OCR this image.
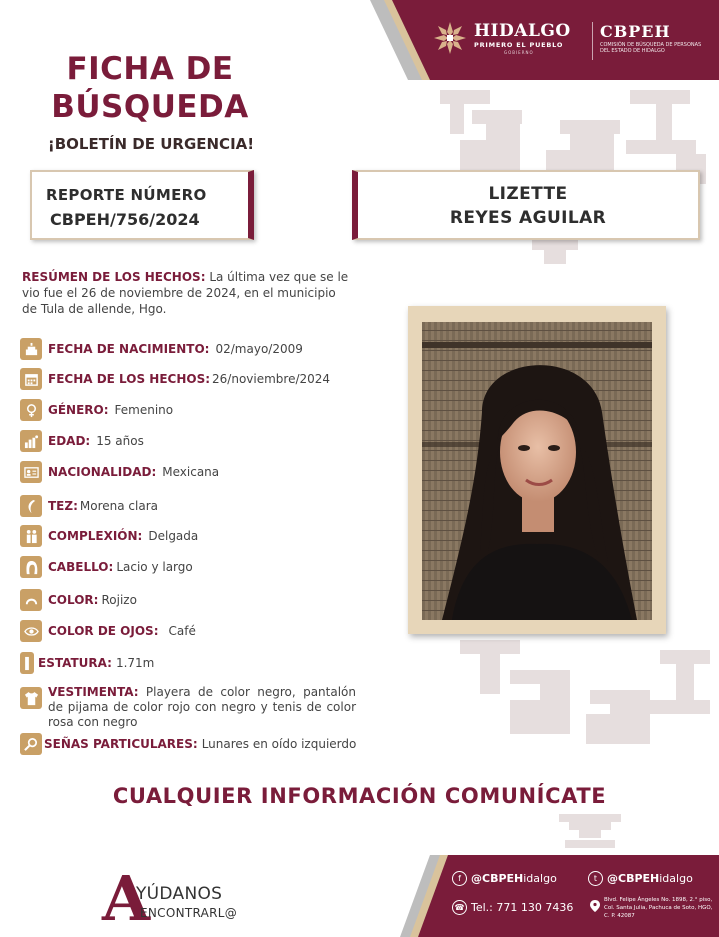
HIDALGO
PRIMERO EL PUEBLO
GOBIERNO
CBPEH
COMISIÓN DE BÚSQUEDA DE PERSONAS DEL ESTADO DE HIDALGO
FICHA DE
BÚSQUEDA
¡BOLETÍN DE URGENCIA!
REPORTE NÚMERO
CBPEH/756/2024
LIZETTE
REYES AGUILAR
RESÚMEN DE LOS HECHOS: La última vez que se le vio fue el 26 de noviembre de 2024, en el municipio de Tula de allende, Hgo.
FECHA DE NACIMIENTO: 02/mayo/2009
FECHA DE LOS HECHOS: 26/noviembre/2024
GÉNERO: Femenino
EDAD: 15 años
NACIONALIDAD: Mexicana
TEZ: Morena clara
COMPLEXIÓN: Delgada
CABELLO: Lacio y largo
COLOR: Rojizo
COLOR DE OJOS: Café
ESTATURA: 1.71m
VESTIMENTA: Playera de color negro, pantalón de pijama de color rojo con negro y tenis de color rosa con negro
SEÑAS PARTICULARES: Lunares en oído izquierdo
CUALQUIER INFORMACIÓN COMUNÍCATE
A
YÚDANOS
ENCONTRARL@
f @CBPEH idalgo	t @CBPEH idalgo
☎ Tel.: 771 130 7436
Blvd. Felipe Ángeles No. 1898, 2.° piso, Col. Santa Julia, Pachuca de Soto, HGO, C. P. 42087
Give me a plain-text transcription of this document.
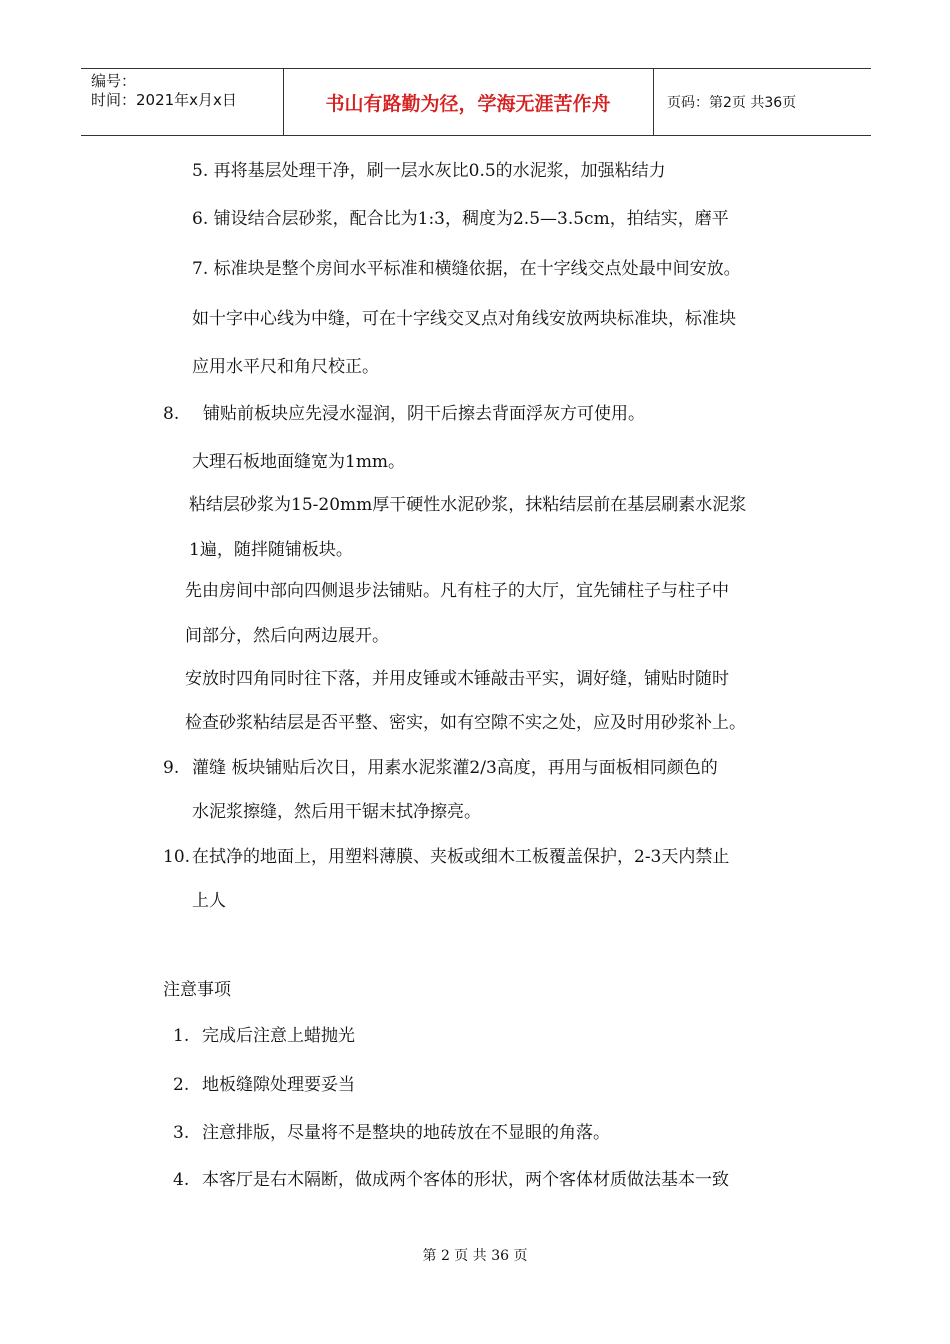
编号：
时间：2021年x月x日	书山有路勤为径，学海无涯苦作舟	页码：第2页 共36页
5. 再将基层处理干净，刷一层水灰比0.5的水泥浆，加强粘结力
6. 铺设结合层砂浆，配合比为1:3，稠度为2.5—3.5cm，拍结实，磨平
7. 标准块是整个房间水平标准和横缝依据，在十字线交点处最中间安放。
如十字中心线为中缝，可在十字线交叉点对角线安放两块标准块，标准块
应用水平尺和角尺校正。
8. 铺贴前板块应先浸水湿润，阴干后擦去背面浮灰方可使用。
大理石板地面缝宽为1mm。
粘结层砂浆为15-20mm厚干硬性水泥砂浆，抹粘结层前在基层刷素水泥浆
1遍，随拌随铺板块。
先由房间中部向四侧退步法铺贴。凡有柱子的大厅，宜先铺柱子与柱子中
间部分，然后向两边展开。
安放时四角同时往下落，并用皮锤或木锤敲击平实，调好缝，铺贴时随时
检查砂浆粘结层是否平整、密实，如有空隙不实之处，应及时用砂浆补上。
9. 灌缝 板块铺贴后次日，用素水泥浆灌2/3高度，再用与面板相同颜色的
水泥浆擦缝，然后用干锯末拭净擦亮。
10. 在拭净的地面上，用塑料薄膜、夹板或细木工板覆盖保护，2-3天内禁止
上人
注意事项
1. 完成后注意上蜡抛光
2. 地板缝隙处理要妥当
3. 注意排版，尽量将不是整块的地砖放在不显眼的角落。
4. 本客厅是右木隔断，做成两个客体的形状，两个客体材质做法基本一致
第 2 页 共 36 页
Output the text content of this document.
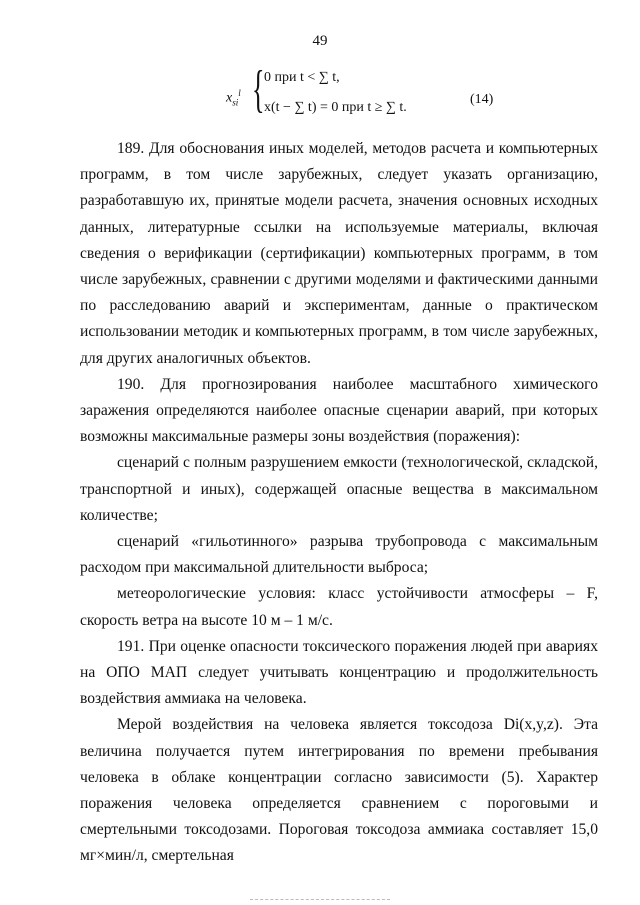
49
$x_{si}^l$ { 0 при t < ∑ t,
x(t − ∑ t) = 0 при t ≥ ∑ t.
(14)

189. Для обоснования иных моделей, методов расчета и компьютерных программ, в том числе зарубежных, следует указать организацию, разработавшую их, принятые модели расчета, значения основных исходных данных, литературные ссылки на используемые материалы, включая сведения о верификации (сертификации) компьютерных программ, в том числе зарубежных, сравнении с другими моделями и фактическими данными по расследованию аварий и экспериментам, данные о практическом использовании методик и компьютерных программ, в том числе зарубежных, для других аналогичных объектов.

190. Для прогнозирования наиболее масштабного химического заражения определяются наиболее опасные сценарии аварий, при которых возможны максимальные размеры зоны воздействия (поражения):

сценарий с полным разрушением емкости (технологической, складской, транспортной и иных), содержащей опасные вещества в максимальном количестве;

сценарий «гильотинного» разрыва трубопровода с максимальным расходом при максимальной длительности выброса;

метеорологические условия: класс устойчивости атмосферы – F, скорость ветра на высоте 10 м – 1 м/с.

191. При оценке опасности токсического поражения людей при авариях на ОПО МАП следует учитывать концентрацию и продолжительность воздействия аммиака на человека.

Мерой воздействия на человека является токсодоза Di(x,y,z). Эта величина получается путем интегрирования по времени пребывания человека в облаке концентрации согласно зависимости (5). Характер поражения человека определяется сравнением с пороговыми и смертельными токсодозами. Пороговая токсодоза аммиака составляет 15,0 мг×мин/л, смертельная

━━━

| Problem to work on |
Reproduce the entries above exactly. Do not include the images.

| Result of the exercise |
OCR this image.
HIDALGO
PRIMERO EL PUEBLO
GOBIERNO
CBPEH
COMISIÓN DE BÚSQUEDA DE PERSONAS DEL ESTADO DE HIDALGO
FICHA DE
BÚSQUEDA
¡BOLETÍN DE URGENCIA!
REPORTE NÚMERO
CBPEH/756/2024
LIZETTE
REYES AGUILAR
RESÚMEN DE LOS HECHOS: La última vez que se le vio fue el 26 de noviembre de 2024, en el municipio de Tula de allende, Hgo.
FECHA DE NACIMIENTO: 02/mayo/2009
FECHA DE LOS HECHOS: 26/noviembre/2024
GÉNERO: Femenino
EDAD: 15 años
NACIONALIDAD: Mexicana
TEZ: Morena clara
COMPLEXIÓN: Delgada
CABELLO: Lacio y largo
COLOR: Rojizo
COLOR DE OJOS: Café
ESTATURA: 1.71m
VESTIMENTA: Playera de color negro, pantalón de pijama de color rojo con negro y tenis de color rosa con negro
SEÑAS PARTICULARES: Lunares en oído izquierdo
CUALQUIER INFORMACIÓN COMUNÍCATE
A
YÚDANOS
ENCONTRARL@
f @CBPEH idalgo	t @CBPEH idalgo
☎ Tel.: 771 130 7436
Blvd. Felipe Ángeles No. 1898, 2.° piso, Col. Santa Julia, Pachuca de Soto, HGO, C. P. 42087
Give me a plain-text transcription of this document.
编号：
时间：2021年x月x日	书山有路勤为径，学海无涯苦作舟	页码：第2页 共36页
5. 再将基层处理干净，刷一层水灰比0.5的水泥浆，加强粘结力
6. 铺设结合层砂浆，配合比为1:3，稠度为2.5—3.5cm，拍结实，磨平
7. 标准块是整个房间水平标准和横缝依据，在十字线交点处最中间安放。
如十字中心线为中缝，可在十字线交叉点对角线安放两块标准块，标准块
应用水平尺和角尺校正。
8. 铺贴前板块应先浸水湿润，阴干后擦去背面浮灰方可使用。
大理石板地面缝宽为1mm。
粘结层砂浆为15-20mm厚干硬性水泥砂浆，抹粘结层前在基层刷素水泥浆
1遍，随拌随铺板块。
先由房间中部向四侧退步法铺贴。凡有柱子的大厅，宜先铺柱子与柱子中
间部分，然后向两边展开。
安放时四角同时往下落，并用皮锤或木锤敲击平实，调好缝，铺贴时随时
检查砂浆粘结层是否平整、密实，如有空隙不实之处，应及时用砂浆补上。
9. 灌缝 板块铺贴后次日，用素水泥浆灌2/3高度，再用与面板相同颜色的
水泥浆擦缝，然后用干锯末拭净擦亮。
10. 在拭净的地面上，用塑料薄膜、夹板或细木工板覆盖保护，2-3天内禁止
上人
注意事项
1. 完成后注意上蜡抛光
2. 地板缝隙处理要妥当
3. 注意排版，尽量将不是整块的地砖放在不显眼的角落。
4. 本客厅是右木隔断，做成两个客体的形状，两个客体材质做法基本一致
第 2 页 共 36 页
Output the text content of this document.
49
$x_{si}^l$ { 0 при t < ∑ t,
x(t − ∑ t) = 0 при t ≥ ∑ t.
(14)

189. Для обоснования иных моделей, методов расчета и компьютерных программ, в том числе зарубежных, следует указать организацию, разработавшую их, принятые модели расчета, значения основных исходных данных, литературные ссылки на используемые материалы, включая сведения о верификации (сертификации) компьютерных программ, в том числе зарубежных, сравнении с другими моделями и фактическими данными по расследованию аварий и экспериментам, данные о практическом использовании методик и компьютерных программ, в том числе зарубежных, для других аналогичных объектов.

190. Для прогнозирования наиболее масштабного химического заражения определяются наиболее опасные сценарии аварий, при которых возможны максимальные размеры зоны воздействия (поражения):

сценарий с полным разрушением емкости (технологической, складской, транспортной и иных), содержащей опасные вещества в максимальном количестве;

сценарий «гильотинного» разрыва трубопровода с максимальным расходом при максимальной длительности выброса;

метеорологические условия: класс устойчивости атмосферы – F, скорость ветра на высоте 10 м – 1 м/с.

191. При оценке опасности токсического поражения людей при авариях на ОПО МАП следует учитывать концентрацию и продолжительность воздействия аммиака на человека.

Мерой воздействия на человека является токсодоза Di(x,y,z). Эта величина получается путем интегрирования по времени пребывания человека в облаке концентрации согласно зависимости (5). Характер поражения человека определяется сравнением с пороговыми и смертельными токсодозами. Пороговая токсодоза аммиака составляет 15,0 мг×мин/л, смертельная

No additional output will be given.